## Source document
-.-.-

Thursday, January 21, 2016

Reading Audience

Every once in a while I post something that elicits some responses and reminds me, with a bit of a wide-eyed jolt, that people actually read this blog. In that spirit, I looked up the stats tab of "traffic sources" and discovered the following:

1) The majority of traffic that arrives on this blog comes from the Korean version of Google. I thought for several minutes about the few Korean friends I have, pondered whether my sister-in-law might secretly be connecting with her heritage by doing her internet searches in Korean (answer:no) and came to the conclusion that my site address must closely resemble some culturally important Korean site. To all of the Korean searchers to have ended up on my blog accidentally, I'm very sorry that you missed your turn. Please feel free to have a look around and enjoy the two trouble-making boys' antics before you depart. Unless you are some sort of creepy identity thief, in which case I'm going to start writing all of my blogs in Latin.

2) The American version of Google is my next largest internet source, followed by references to previous entries that I've made on my own blog. This all seems normal.

3) The next highest source for traffic was a random string of numbers. I decided to click it and see what happened, and then quickly thought better of myself. What if this website was some sort of phishing high-tech scam? Or something dirty and pornographic? Was this a safe decision? I then remembered that I have another 5 hours to kill before the concert tonight, so I decided to click and see what happened. I got a dead webpage.

4) The next most popular sources of web traffic (generating one pageview each) were 100searchengines.com, a blog called BudgetConfidential, and the British version of Google. Probably the Brit stumbled upon my blog by searching for some very technical and highly skilled literary criticism, like the time I wrote about when Owen tried to eat my copy of Milton's complete poems. I hope they weren't too disappointed.

-.-.-

## List of tasks
a) Decide whether each statement below agrees with the blog post about traffic sources. For each, answer yes or no and quote the exact words from the post that settle it.
(i) Most of the blog's traffic comes from the American version of Google.
(ii) Clicking the random string of numbers led to a dead webpage.
(iii) The British version of Google generated one pageview.
b) Answer these questions using the blog post about traffic sources.
(i) How many hours did the writer have left before the concert?
(ii) What did Owen try to eat?
(iii) In what language does the writer threaten to start writing all the blogs?
c) Resume the blog post about traffic sources after its last sentence.

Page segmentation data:
-.-.-

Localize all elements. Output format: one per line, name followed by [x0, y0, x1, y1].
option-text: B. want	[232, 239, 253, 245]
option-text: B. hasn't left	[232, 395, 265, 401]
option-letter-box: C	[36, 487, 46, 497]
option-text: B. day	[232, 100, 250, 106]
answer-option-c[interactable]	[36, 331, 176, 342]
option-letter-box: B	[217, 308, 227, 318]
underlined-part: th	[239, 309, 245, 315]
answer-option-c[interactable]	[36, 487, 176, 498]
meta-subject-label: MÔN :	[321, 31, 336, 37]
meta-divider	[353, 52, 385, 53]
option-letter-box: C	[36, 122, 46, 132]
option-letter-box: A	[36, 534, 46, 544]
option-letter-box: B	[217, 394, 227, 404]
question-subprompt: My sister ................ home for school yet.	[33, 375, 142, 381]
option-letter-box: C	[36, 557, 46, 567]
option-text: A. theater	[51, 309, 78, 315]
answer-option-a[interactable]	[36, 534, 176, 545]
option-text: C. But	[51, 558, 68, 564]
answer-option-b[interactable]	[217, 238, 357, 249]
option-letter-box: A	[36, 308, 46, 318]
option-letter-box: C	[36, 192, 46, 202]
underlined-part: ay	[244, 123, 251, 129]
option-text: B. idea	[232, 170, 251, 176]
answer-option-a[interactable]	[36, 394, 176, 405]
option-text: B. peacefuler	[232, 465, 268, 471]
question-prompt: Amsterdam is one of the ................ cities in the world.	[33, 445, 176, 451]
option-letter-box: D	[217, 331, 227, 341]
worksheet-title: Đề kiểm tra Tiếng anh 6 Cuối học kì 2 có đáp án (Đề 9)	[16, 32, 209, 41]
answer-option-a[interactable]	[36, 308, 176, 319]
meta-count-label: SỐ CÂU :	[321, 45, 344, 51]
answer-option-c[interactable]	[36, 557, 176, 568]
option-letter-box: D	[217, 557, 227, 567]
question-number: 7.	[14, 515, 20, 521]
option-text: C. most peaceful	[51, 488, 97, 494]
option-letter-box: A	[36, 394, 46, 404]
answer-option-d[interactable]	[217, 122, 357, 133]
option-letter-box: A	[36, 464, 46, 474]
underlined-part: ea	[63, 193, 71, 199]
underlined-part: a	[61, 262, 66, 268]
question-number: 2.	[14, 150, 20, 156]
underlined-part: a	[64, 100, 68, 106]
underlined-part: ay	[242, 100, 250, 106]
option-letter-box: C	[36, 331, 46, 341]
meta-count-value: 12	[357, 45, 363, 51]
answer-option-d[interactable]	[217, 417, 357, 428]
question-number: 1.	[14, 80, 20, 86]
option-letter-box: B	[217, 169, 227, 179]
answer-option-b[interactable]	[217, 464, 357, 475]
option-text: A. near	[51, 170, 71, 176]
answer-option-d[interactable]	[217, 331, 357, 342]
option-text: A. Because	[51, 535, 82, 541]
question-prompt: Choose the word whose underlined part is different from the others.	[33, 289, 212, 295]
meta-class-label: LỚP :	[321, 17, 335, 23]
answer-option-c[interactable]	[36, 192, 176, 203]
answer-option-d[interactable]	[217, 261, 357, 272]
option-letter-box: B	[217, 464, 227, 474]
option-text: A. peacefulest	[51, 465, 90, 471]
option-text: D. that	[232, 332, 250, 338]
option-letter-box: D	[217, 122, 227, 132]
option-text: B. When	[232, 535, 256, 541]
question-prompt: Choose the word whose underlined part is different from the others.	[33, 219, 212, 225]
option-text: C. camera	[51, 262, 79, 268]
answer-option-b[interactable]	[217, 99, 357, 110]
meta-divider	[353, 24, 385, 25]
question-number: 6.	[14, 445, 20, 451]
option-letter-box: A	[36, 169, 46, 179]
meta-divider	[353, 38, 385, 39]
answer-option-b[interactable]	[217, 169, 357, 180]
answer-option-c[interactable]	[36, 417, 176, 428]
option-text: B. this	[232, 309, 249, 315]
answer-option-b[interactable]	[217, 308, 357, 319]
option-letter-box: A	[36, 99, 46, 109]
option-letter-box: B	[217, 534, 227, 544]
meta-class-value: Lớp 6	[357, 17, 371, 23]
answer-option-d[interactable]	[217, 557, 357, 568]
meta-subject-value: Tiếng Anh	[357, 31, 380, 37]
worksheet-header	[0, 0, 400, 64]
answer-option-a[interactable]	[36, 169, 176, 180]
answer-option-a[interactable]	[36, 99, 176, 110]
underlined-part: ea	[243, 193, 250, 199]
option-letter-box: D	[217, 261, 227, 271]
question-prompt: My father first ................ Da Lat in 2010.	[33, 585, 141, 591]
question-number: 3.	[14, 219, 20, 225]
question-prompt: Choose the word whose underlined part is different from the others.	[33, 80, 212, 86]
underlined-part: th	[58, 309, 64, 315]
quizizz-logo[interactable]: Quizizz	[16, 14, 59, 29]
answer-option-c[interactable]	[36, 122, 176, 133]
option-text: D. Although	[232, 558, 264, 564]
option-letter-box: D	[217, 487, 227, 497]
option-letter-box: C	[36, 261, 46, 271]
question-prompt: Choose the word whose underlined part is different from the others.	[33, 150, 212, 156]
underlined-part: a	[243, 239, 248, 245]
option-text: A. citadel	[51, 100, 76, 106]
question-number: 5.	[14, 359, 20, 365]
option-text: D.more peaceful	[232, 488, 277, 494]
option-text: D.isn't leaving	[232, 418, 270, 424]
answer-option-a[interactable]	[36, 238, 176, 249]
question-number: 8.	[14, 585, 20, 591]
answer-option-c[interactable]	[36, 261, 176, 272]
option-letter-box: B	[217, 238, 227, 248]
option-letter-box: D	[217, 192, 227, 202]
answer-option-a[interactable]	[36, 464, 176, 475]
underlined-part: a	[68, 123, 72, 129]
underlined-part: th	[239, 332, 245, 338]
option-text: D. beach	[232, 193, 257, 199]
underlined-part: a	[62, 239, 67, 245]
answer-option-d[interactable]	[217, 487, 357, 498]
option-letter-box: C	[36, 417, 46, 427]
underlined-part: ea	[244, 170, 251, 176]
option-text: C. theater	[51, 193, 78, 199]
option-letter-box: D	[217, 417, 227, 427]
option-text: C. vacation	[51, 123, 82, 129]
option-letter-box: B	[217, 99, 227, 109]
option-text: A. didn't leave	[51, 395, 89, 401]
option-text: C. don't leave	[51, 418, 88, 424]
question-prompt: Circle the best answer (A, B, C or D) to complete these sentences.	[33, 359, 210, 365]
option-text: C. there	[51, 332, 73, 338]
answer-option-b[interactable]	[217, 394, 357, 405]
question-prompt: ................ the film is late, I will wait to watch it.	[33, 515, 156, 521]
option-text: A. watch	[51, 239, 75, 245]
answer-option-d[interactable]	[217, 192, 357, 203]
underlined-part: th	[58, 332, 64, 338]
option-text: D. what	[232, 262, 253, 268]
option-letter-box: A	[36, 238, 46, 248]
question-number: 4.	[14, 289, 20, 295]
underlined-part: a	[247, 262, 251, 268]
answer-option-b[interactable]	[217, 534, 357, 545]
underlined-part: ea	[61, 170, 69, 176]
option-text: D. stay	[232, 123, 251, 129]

-.-.-

## Solved problems
a)
(i) No: "The majority of traffic that arrives on this blog comes from the Korean version of Google."
(ii) Yes: "I got a dead webpage."
(iii) Yes: "The next most popular sources of web traffic (generating one pageview each) were 100searchengines.com, a blog called BudgetConfidential, and the British version of Google."

b)
(i) Five hours.
(ii) The writer's copy of Milton's complete poems.
(iii) Latin.

c)
5) Last of all, generating one page view, and I truly have no explanation for this...yeastinfection.org

6) 42% of my readers use the browser Safari, 20% use Chrome, 19% use Firefox, and apparently 12% use Internet Explorer, although I find it hard to believe that the Internet Explorer number could possibly be that high. Probably the Microsoft Corporation paid Blogger to artificially inflate that number. 86% of readers were either using a Windows operating system or running iOS. Apparently someone somewhere has accessed my blog using Linux.

7) By country, I've received 418 pageviews from my fatherland, the good old USA. Next is South Korea (again, I think you have the wrong stop) at 41, and then Russia at 16. Portugal (?) is next at 10, 5 from Ireland and Poland, 4 from France, 2 from Slovakia, and 1 each from Canada and Germany. I would have thought that Canada could do better. Where I'm currently writing this in Buffalo, I can pretty much see Canada over the river. Get your act together, Canada.

2 comments:

  1. I contribute about 20 page views a day as I wait for you to blog.

    ReplyDelete
  2. I regularly check your blog from my computer at school AND laptop at home using Internet Explorer. 12% is probably accurate.